··· Given entries ···
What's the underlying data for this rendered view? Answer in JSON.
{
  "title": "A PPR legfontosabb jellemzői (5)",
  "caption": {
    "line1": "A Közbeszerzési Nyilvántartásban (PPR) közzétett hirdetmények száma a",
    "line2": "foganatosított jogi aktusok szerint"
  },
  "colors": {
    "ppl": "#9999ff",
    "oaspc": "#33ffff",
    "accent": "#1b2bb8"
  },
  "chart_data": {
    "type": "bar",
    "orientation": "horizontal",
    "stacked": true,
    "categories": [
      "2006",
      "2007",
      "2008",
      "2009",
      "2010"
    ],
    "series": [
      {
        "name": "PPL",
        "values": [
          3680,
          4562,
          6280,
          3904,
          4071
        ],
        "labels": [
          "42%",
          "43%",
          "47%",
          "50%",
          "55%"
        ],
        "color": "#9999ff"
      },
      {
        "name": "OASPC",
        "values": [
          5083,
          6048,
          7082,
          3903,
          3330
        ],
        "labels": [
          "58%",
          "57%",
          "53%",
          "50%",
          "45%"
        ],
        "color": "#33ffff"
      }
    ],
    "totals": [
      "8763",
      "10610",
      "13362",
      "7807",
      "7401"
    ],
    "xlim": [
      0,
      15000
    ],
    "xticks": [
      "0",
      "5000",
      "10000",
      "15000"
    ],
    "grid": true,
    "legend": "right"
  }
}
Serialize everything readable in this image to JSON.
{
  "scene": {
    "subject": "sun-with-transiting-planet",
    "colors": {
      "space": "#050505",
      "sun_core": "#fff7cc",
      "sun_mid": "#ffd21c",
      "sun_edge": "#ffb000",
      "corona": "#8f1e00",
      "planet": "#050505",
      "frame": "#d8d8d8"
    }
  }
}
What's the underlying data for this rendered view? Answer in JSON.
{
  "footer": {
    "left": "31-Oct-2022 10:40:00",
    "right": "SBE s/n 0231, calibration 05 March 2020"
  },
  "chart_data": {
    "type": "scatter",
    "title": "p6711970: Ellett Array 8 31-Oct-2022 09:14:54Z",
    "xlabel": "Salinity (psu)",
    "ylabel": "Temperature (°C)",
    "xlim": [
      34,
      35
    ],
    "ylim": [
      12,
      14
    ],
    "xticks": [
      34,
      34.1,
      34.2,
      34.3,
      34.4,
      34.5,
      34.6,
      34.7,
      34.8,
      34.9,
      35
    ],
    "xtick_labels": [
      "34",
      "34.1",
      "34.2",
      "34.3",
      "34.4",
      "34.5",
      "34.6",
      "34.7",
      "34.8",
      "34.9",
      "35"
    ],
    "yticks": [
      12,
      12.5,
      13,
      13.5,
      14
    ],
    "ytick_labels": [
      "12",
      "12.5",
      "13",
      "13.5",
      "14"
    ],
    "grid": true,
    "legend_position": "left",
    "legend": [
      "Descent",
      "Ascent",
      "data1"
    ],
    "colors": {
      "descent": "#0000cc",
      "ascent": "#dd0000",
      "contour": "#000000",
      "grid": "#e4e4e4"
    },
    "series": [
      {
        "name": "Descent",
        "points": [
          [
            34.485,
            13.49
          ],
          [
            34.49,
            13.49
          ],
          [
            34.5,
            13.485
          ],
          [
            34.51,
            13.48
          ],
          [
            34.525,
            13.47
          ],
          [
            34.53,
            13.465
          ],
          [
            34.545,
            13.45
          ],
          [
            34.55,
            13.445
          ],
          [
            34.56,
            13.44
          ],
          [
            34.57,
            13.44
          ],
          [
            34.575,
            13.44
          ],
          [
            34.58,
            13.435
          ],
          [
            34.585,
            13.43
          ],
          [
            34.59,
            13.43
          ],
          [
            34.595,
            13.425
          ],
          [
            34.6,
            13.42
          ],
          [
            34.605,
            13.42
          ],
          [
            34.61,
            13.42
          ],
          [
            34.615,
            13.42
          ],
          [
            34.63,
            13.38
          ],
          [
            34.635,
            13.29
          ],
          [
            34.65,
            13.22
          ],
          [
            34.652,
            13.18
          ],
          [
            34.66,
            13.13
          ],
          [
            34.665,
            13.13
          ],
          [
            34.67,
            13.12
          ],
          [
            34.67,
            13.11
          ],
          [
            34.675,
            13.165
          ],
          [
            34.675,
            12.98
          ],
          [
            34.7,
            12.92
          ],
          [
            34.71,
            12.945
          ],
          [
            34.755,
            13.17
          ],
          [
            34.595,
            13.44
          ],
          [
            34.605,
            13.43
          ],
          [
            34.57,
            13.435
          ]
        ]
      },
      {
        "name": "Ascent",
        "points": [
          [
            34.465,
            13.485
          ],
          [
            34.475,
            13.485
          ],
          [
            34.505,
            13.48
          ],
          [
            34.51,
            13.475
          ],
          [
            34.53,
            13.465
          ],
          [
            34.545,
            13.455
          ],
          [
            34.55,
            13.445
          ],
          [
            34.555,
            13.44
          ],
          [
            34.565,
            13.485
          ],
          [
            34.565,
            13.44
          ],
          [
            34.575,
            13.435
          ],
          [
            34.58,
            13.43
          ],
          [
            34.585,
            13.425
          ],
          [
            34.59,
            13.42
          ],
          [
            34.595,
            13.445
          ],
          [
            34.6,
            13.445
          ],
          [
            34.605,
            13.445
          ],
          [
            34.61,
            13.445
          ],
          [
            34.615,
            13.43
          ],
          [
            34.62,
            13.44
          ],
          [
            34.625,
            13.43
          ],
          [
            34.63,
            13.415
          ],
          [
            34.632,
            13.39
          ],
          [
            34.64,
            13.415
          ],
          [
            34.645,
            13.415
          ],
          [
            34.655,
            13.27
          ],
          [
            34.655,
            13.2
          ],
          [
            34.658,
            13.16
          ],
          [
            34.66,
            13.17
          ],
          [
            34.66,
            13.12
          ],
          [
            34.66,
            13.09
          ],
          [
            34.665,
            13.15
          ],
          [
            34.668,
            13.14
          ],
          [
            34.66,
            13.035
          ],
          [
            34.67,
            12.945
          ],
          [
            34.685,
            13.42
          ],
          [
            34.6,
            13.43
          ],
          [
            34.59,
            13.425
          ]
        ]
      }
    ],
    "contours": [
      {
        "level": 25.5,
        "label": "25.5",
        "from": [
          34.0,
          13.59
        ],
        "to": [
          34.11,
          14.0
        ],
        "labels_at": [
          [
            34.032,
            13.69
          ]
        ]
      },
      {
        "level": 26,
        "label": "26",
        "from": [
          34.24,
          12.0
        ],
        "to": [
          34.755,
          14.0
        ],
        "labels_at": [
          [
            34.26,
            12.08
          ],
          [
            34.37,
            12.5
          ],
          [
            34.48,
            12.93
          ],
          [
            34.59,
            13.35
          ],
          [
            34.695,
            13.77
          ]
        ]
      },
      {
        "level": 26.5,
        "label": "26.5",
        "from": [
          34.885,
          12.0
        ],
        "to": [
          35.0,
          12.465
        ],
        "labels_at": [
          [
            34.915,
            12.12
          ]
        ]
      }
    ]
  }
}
···
- Written exercise
Return the material exactly as it stands.

- Result of this task
What's the underlying data for this rendered view? Answer in JSON.
{
  "title": "A PPR legfontosabb jellemzői (5)",
  "caption": {
    "line1": "A Közbeszerzési Nyilvántartásban (PPR) közzétett hirdetmények száma a",
    "line2": "foganatosított jogi aktusok szerint"
  },
  "colors": {
    "ppl": "#9999ff",
    "oaspc": "#33ffff",
    "accent": "#1b2bb8"
  },
  "chart_data": {
    "type": "bar",
    "orientation": "horizontal",
    "stacked": true,
    "categories": [
      "2006",
      "2007",
      "2008",
      "2009",
      "2010"
    ],
    "series": [
      {
        "name": "PPL",
        "values": [
          3680,
          4562,
          6280,
          3904,
          4071
        ],
        "labels": [
          "42%",
          "43%",
          "47%",
          "50%",
          "55%"
        ],
        "color": "#9999ff"
      },
      {
        "name": "OASPC",
        "values": [
          5083,
          6048,
          7082,
          3903,
          3330
        ],
        "labels": [
          "58%",
          "57%",
          "53%",
          "50%",
          "45%"
        ],
        "color": "#33ffff"
      }
    ],
    "totals": [
      "8763",
      "10610",
      "13362",
      "7807",
      "7401"
    ],
    "xlim": [
      0,
      15000
    ],
    "xticks": [
      "0",
      "5000",
      "10000",
      "15000"
    ],
    "grid": true,
    "legend": "right"
  }
}
Serialize everything readable in this image to JSON.
{
  "scene": {
    "subject": "sun-with-transiting-planet",
    "colors": {
      "space": "#050505",
      "sun_core": "#fff7cc",
      "sun_mid": "#ffd21c",
      "sun_edge": "#ffb000",
      "corona": "#8f1e00",
      "planet": "#050505",
      "frame": "#d8d8d8"
    }
  }
}
What's the underlying data for this rendered view? Answer in JSON.
{
  "footer": {
    "left": "31-Oct-2022 10:40:00",
    "right": "SBE s/n 0231, calibration 05 March 2020"
  },
  "chart_data": {
    "type": "scatter",
    "title": "p6711970: Ellett Array 8 31-Oct-2022 09:14:54Z",
    "xlabel": "Salinity (psu)",
    "ylabel": "Temperature (°C)",
    "xlim": [
      34,
      35
    ],
    "ylim": [
      12,
      14
    ],
    "xticks": [
      34,
      34.1,
      34.2,
      34.3,
      34.4,
      34.5,
      34.6,
      34.7,
      34.8,
      34.9,
      35
    ],
    "xtick_labels": [
      "34",
      "34.1",
      "34.2",
      "34.3",
      "34.4",
      "34.5",
      "34.6",
      "34.7",
      "34.8",
      "34.9",
      "35"
    ],
    "yticks": [
      12,
      12.5,
      13,
      13.5,
      14
    ],
    "ytick_labels": [
      "12",
      "12.5",
      "13",
      "13.5",
      "14"
    ],
    "grid": true,
    "legend_position": "left",
    "legend": [
      "Descent",
      "Ascent",
      "data1"
    ],
    "colors": {
      "descent": "#0000cc",
      "ascent": "#dd0000",
      "contour": "#000000",
      "grid": "#e4e4e4"
    },
    "series": [
      {
        "name": "Descent",
        "points": [
          [
            34.485,
            13.49
          ],
          [
            34.49,
            13.49
          ],
          [
            34.5,
            13.485
          ],
          [
            34.51,
            13.48
          ],
          [
            34.525,
            13.47
          ],
          [
            34.53,
            13.465
          ],
          [
            34.545,
            13.45
          ],
          [
            34.55,
            13.445
          ],
          [
            34.56,
            13.44
          ],
          [
            34.57,
            13.44
          ],
          [
            34.575,
            13.44
          ],
          [
            34.58,
            13.435
          ],
          [
            34.585,
            13.43
          ],
          [
            34.59,
            13.43
          ],
          [
            34.595,
            13.425
          ],
          [
            34.6,
            13.42
          ],
          [
            34.605,
            13.42
          ],
          [
            34.61,
            13.42
          ],
          [
            34.615,
            13.42
          ],
          [
            34.63,
            13.38
          ],
          [
            34.635,
            13.29
          ],
          [
            34.65,
            13.22
          ],
          [
            34.652,
            13.18
          ],
          [
            34.66,
            13.13
          ],
          [
            34.665,
            13.13
          ],
          [
            34.67,
            13.12
          ],
          [
            34.67,
            13.11
          ],
          [
            34.675,
            13.165
          ],
          [
            34.675,
            12.98
          ],
          [
            34.7,
            12.92
          ],
          [
            34.71,
            12.945
          ],
          [
            34.755,
            13.17
          ],
          [
            34.595,
            13.44
          ],
          [
            34.605,
            13.43
          ],
          [
            34.57,
            13.435
          ]
        ]
      },
      {
        "name": "Ascent",
        "points": [
          [
            34.465,
            13.485
          ],
          [
            34.475,
            13.485
          ],
          [
            34.505,
            13.48
          ],
          [
            34.51,
            13.475
          ],
          [
            34.53,
            13.465
          ],
          [
            34.545,
            13.455
          ],
          [
            34.55,
            13.445
          ],
          [
            34.555,
            13.44
          ],
          [
            34.565,
            13.485
          ],
          [
            34.565,
            13.44
          ],
          [
            34.575,
            13.435
          ],
          [
            34.58,
            13.43
          ],
          [
            34.585,
            13.425
          ],
          [
            34.59,
            13.42
          ],
          [
            34.595,
            13.445
          ],
          [
            34.6,
            13.445
          ],
          [
            34.605,
            13.445
          ],
          [
            34.61,
            13.445
          ],
          [
            34.615,
            13.43
          ],
          [
            34.62,
            13.44
          ],
          [
            34.625,
            13.43
          ],
          [
            34.63,
            13.415
          ],
          [
            34.632,
            13.39
          ],
          [
            34.64,
            13.415
          ],
          [
            34.645,
            13.415
          ],
          [
            34.655,
            13.27
          ],
          [
            34.655,
            13.2
          ],
          [
            34.658,
            13.16
          ],
          [
            34.66,
            13.17
          ],
          [
            34.66,
            13.12
          ],
          [
            34.66,
            13.09
          ],
          [
            34.665,
            13.15
          ],
          [
            34.668,
            13.14
          ],
          [
            34.66,
            13.035
          ],
          [
            34.67,
            12.945
          ],
          [
            34.685,
            13.42
          ],
          [
            34.6,
            13.43
          ],
          [
            34.59,
            13.425
          ]
        ]
      }
    ],
    "contours": [
      {
        "level": 25.5,
        "label": "25.5",
        "from": [
          34.0,
          13.59
        ],
        "to": [
          34.11,
          14.0
        ],
        "labels_at": [
          [
            34.032,
            13.69
          ]
        ]
      },
      {
        "level": 26,
        "label": "26",
        "from": [
          34.24,
          12.0
        ],
        "to": [
          34.755,
          14.0
        ],
        "labels_at": [
          [
            34.26,
            12.08
          ],
          [
            34.37,
            12.5
          ],
          [
            34.48,
            12.93
          ],
          [
            34.59,
            13.35
          ],
          [
            34.695,
            13.77
          ]
        ]
      },
      {
        "level": 26.5,
        "label": "26.5",
        "from": [
          34.885,
          12.0
        ],
        "to": [
          35.0,
          12.465
        ],
        "labels_at": [
          [
            34.915,
            12.12
          ]
        ]
      }
    ]
  }
}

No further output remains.